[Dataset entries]

..........

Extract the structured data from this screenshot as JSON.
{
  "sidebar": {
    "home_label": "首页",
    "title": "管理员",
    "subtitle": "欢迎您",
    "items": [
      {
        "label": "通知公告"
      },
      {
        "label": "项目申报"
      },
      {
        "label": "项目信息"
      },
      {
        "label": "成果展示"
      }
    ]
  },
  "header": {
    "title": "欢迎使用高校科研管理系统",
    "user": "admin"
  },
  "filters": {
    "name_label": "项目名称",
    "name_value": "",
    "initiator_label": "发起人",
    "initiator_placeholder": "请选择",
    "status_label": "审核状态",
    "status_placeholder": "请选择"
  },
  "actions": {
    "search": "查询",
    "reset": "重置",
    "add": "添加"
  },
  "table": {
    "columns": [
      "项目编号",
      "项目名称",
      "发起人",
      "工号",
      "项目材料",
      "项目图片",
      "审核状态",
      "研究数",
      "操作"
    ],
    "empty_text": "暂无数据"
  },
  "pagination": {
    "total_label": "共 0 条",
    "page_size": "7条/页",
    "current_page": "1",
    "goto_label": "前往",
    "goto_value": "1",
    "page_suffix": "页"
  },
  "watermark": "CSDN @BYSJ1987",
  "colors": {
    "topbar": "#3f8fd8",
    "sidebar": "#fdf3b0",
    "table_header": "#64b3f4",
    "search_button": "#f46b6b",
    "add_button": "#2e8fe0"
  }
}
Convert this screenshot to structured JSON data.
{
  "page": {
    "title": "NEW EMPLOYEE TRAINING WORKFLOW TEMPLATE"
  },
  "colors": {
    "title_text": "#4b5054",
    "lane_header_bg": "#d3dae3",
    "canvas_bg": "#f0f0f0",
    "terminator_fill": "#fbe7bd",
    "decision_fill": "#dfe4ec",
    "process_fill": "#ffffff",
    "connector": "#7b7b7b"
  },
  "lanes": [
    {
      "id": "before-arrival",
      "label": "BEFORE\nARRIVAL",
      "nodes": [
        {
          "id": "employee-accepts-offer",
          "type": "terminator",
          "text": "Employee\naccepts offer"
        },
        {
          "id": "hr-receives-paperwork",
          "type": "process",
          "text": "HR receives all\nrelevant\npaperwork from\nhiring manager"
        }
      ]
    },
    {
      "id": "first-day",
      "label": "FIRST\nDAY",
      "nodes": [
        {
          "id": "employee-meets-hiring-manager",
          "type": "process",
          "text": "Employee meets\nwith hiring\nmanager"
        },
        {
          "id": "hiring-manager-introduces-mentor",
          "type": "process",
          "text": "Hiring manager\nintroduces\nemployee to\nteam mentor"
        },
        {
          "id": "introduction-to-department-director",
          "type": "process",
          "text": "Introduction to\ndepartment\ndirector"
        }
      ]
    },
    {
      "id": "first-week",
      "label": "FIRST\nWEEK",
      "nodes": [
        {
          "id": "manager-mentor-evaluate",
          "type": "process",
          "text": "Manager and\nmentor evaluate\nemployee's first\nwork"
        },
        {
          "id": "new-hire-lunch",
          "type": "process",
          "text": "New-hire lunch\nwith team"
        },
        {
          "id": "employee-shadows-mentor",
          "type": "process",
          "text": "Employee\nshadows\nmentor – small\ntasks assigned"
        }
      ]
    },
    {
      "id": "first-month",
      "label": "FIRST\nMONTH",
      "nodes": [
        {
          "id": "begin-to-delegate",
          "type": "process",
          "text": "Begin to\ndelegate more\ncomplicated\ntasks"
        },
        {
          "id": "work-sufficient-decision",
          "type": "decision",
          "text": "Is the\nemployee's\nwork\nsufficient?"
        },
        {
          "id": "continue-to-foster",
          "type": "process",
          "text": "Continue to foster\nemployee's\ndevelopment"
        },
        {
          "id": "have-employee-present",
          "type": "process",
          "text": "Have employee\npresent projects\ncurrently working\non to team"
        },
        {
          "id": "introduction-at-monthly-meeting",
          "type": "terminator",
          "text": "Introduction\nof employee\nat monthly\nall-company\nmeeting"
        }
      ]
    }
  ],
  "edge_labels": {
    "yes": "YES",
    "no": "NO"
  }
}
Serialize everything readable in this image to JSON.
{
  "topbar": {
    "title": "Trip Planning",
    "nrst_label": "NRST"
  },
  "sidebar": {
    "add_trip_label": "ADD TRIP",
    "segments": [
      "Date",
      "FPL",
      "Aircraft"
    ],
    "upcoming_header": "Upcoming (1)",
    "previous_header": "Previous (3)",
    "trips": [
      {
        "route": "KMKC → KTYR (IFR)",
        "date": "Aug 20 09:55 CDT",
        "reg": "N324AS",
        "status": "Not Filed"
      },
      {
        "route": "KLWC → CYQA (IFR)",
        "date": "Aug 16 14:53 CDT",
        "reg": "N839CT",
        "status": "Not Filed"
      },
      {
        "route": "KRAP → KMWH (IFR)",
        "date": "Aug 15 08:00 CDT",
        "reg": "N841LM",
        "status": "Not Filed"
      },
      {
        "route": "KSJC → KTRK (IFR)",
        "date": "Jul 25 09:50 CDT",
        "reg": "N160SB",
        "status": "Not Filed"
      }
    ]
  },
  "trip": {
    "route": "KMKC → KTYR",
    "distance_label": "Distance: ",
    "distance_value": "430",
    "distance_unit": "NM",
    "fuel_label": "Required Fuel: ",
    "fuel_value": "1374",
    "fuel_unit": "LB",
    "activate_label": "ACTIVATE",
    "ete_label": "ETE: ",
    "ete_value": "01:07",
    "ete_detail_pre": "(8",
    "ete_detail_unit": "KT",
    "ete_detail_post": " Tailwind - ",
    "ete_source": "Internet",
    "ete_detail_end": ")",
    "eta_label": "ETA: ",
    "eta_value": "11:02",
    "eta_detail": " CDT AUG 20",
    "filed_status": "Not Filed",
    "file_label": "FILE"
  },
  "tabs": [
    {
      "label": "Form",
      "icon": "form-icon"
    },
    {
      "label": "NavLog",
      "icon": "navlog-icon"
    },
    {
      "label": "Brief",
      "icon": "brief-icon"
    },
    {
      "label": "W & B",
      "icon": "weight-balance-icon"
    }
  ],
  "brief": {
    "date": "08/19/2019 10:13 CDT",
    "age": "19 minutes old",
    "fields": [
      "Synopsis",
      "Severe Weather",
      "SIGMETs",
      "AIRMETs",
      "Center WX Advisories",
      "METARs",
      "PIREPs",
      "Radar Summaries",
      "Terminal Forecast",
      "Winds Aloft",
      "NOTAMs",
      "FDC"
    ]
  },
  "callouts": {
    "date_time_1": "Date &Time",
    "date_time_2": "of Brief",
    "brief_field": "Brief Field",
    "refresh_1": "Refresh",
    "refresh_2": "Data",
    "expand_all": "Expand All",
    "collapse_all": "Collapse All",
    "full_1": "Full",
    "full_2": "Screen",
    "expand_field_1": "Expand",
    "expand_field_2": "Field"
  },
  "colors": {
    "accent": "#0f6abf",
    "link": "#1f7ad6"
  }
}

..........

- [Required task]
Count the lines of the listing above that include the word "receives" and state the total with nothing else.

- [Finished exercise]
2